Task description
Pictures aside, write out every record exactly as it appears.

Collected data
***

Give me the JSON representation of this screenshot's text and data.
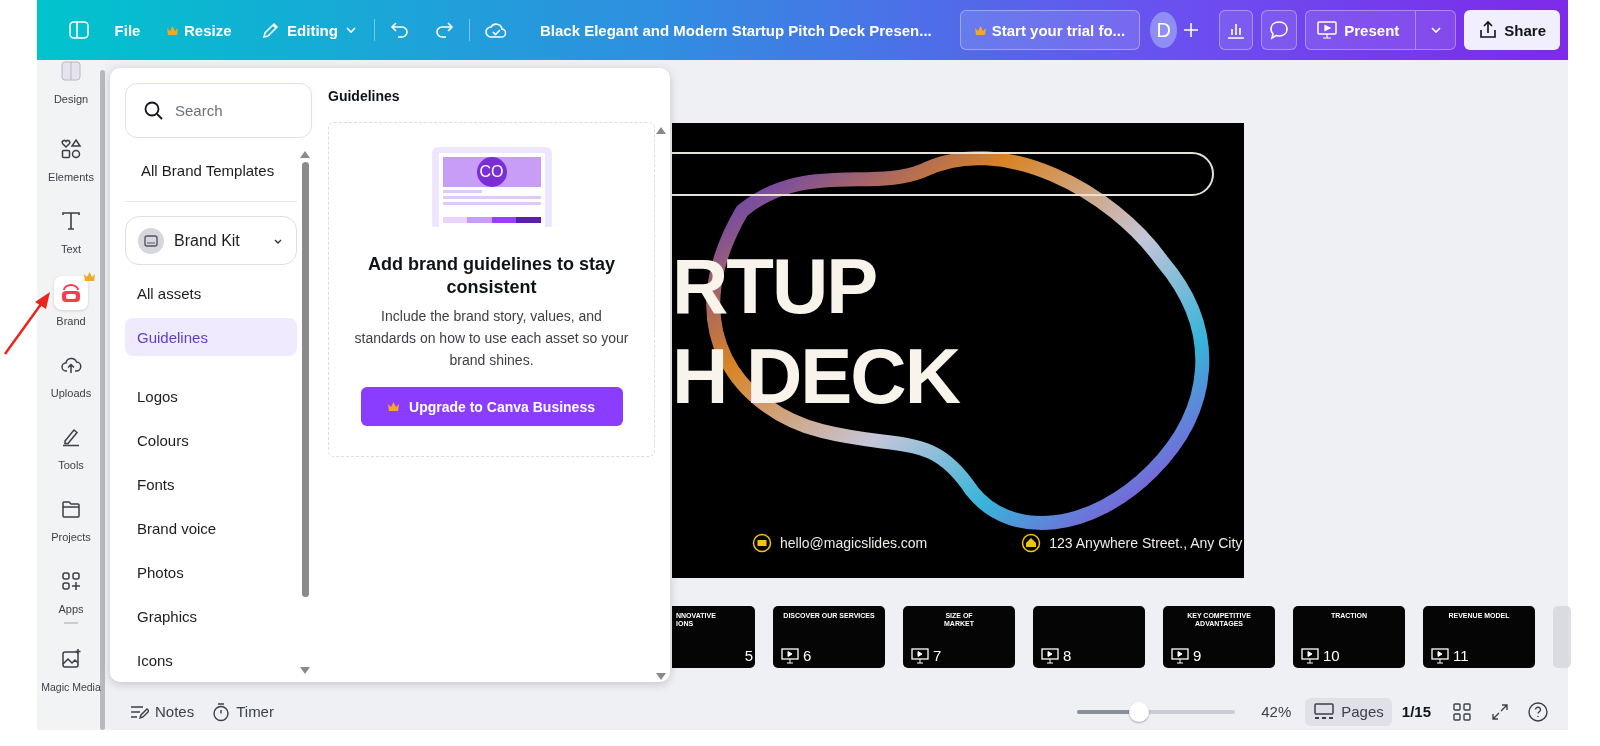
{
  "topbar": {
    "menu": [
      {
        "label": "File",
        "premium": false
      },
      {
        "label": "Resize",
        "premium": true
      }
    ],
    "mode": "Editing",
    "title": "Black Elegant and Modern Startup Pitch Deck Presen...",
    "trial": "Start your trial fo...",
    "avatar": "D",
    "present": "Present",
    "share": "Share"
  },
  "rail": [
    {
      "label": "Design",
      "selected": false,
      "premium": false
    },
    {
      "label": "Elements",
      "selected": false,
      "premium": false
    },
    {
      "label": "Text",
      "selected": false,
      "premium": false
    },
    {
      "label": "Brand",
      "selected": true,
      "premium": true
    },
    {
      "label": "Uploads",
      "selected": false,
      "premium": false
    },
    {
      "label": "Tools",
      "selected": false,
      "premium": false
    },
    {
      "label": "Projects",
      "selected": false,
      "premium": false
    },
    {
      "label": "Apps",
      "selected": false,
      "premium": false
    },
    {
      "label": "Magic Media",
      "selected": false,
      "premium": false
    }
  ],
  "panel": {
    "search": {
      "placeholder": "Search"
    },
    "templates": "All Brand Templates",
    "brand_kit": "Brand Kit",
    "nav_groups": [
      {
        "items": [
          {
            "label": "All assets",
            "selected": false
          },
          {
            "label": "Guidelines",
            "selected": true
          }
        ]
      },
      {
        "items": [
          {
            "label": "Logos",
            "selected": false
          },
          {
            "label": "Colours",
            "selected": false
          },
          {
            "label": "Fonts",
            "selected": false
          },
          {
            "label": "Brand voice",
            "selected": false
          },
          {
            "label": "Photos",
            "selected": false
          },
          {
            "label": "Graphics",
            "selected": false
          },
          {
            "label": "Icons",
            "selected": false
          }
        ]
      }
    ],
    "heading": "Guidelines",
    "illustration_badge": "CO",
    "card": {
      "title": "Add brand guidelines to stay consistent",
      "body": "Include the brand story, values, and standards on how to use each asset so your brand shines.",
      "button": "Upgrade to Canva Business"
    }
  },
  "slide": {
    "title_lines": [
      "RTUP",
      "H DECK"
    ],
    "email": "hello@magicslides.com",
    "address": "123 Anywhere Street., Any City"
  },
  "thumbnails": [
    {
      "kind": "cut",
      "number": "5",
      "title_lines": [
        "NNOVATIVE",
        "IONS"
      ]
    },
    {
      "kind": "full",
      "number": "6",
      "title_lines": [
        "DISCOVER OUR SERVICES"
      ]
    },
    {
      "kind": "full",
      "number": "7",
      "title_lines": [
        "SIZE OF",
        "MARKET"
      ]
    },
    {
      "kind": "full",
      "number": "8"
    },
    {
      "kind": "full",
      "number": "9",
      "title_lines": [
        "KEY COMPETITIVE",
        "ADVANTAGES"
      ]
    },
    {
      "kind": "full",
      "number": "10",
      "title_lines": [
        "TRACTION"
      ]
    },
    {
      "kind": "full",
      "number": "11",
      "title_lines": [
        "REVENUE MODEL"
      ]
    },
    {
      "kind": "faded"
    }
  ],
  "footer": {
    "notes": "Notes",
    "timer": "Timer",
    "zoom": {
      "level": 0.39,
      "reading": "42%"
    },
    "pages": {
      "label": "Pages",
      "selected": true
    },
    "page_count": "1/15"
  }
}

***

Solution for this task
Give me the JSON representation of this screenshot's text and data.
{
  "topbar": {
    "menu": [
      {
        "label": "File",
        "premium": false
      },
      {
        "label": "Resize",
        "premium": true
      }
    ],
    "mode": "Editing",
    "title": "Black Elegant and Modern Startup Pitch Deck Presen...",
    "trial": "Start your trial fo...",
    "avatar": "D",
    "present": "Present",
    "share": "Share"
  },
  "rail": [
    {
      "label": "Design",
      "selected": false,
      "premium": false
    },
    {
      "label": "Elements",
      "selected": false,
      "premium": false
    },
    {
      "label": "Text",
      "selected": false,
      "premium": false
    },
    {
      "label": "Brand",
      "selected": true,
      "premium": true
    },
    {
      "label": "Uploads",
      "selected": false,
      "premium": false
    },
    {
      "label": "Tools",
      "selected": false,
      "premium": false
    },
    {
      "label": "Projects",
      "selected": false,
      "premium": false
    },
    {
      "label": "Apps",
      "selected": false,
      "premium": false
    },
    {
      "label": "Magic Media",
      "selected": false,
      "premium": false
    }
  ],
  "panel": {
    "search": {
      "placeholder": "Search"
    },
    "templates": "All Brand Templates",
    "brand_kit": "Brand Kit",
    "nav_groups": [
      {
        "items": [
          {
            "label": "All assets",
            "selected": false
          },
          {
            "label": "Guidelines",
            "selected": true
          }
        ]
      },
      {
        "items": [
          {
            "label": "Logos",
            "selected": false
          },
          {
            "label": "Colours",
            "selected": false
          },
          {
            "label": "Fonts",
            "selected": false
          },
          {
            "label": "Brand voice",
            "selected": false
          },
          {
            "label": "Photos",
            "selected": false
          },
          {
            "label": "Graphics",
            "selected": false
          },
          {
            "label": "Icons",
            "selected": false
          }
        ]
      }
    ],
    "heading": "Guidelines",
    "illustration_badge": "CO",
    "card": {
      "title": "Add brand guidelines to stay consistent",
      "body": "Include the brand story, values, and standards on how to use each asset so your brand shines.",
      "button": "Upgrade to Canva Business"
    }
  },
  "slide": {
    "title_lines": [
      "RTUP",
      "H DECK"
    ],
    "email": "hello@magicslides.com",
    "address": "123 Anywhere Street., Any City"
  },
  "thumbnails": [
    {
      "kind": "cut",
      "number": "5",
      "title_lines": [
        "NNOVATIVE",
        "IONS"
      ]
    },
    {
      "kind": "full",
      "number": "6",
      "title_lines": [
        "DISCOVER OUR SERVICES"
      ]
    },
    {
      "kind": "full",
      "number": "7",
      "title_lines": [
        "SIZE OF",
        "MARKET"
      ]
    },
    {
      "kind": "full",
      "number": "8"
    },
    {
      "kind": "full",
      "number": "9",
      "title_lines": [
        "KEY COMPETITIVE",
        "ADVANTAGES"
      ]
    },
    {
      "kind": "full",
      "number": "10",
      "title_lines": [
        "TRACTION"
      ]
    },
    {
      "kind": "full",
      "number": "11",
      "title_lines": [
        "REVENUE MODEL"
      ]
    },
    {
      "kind": "faded"
    }
  ],
  "footer": {
    "notes": "Notes",
    "timer": "Timer",
    "zoom": {
      "level": 0.39,
      "reading": "42%"
    },
    "pages": {
      "label": "Pages",
      "selected": true
    },
    "page_count": "1/15"
  }
}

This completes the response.